◆ Task prompt
Look for the string "封泥考略" and copy every line that has it.

(Stored entries)
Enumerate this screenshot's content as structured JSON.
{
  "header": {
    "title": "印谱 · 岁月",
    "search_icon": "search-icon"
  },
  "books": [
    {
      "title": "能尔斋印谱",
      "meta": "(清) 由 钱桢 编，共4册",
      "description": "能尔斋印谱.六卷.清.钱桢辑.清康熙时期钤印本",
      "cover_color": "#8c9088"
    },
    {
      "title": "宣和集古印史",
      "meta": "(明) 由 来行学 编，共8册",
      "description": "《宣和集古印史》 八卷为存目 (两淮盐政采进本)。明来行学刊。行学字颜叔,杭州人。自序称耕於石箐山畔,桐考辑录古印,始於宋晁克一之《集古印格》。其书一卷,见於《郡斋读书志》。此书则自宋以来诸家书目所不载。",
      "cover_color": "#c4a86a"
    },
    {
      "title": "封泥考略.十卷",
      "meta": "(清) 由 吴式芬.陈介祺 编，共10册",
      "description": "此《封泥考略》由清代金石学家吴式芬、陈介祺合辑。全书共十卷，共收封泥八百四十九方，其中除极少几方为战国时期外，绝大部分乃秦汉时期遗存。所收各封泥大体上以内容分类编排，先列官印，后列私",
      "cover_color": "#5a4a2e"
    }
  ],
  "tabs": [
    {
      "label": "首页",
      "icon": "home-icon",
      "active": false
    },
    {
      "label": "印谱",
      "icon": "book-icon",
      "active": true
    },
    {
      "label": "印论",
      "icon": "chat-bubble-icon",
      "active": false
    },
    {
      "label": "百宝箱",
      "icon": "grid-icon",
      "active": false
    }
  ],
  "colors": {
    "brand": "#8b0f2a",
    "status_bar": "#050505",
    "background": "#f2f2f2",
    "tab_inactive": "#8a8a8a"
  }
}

◆ Expected output
      "title": "封泥考略.十卷",
      "description": "此《封泥考略》由清代金石学家吴式芬、陈介祺合辑。全书共十卷，共收封泥八百四十九方，其中除极少几方为战国时期外，绝大部分乃秦汉时期遗存。所收各封泥大体上以内容分类编排，先列官印，后列私",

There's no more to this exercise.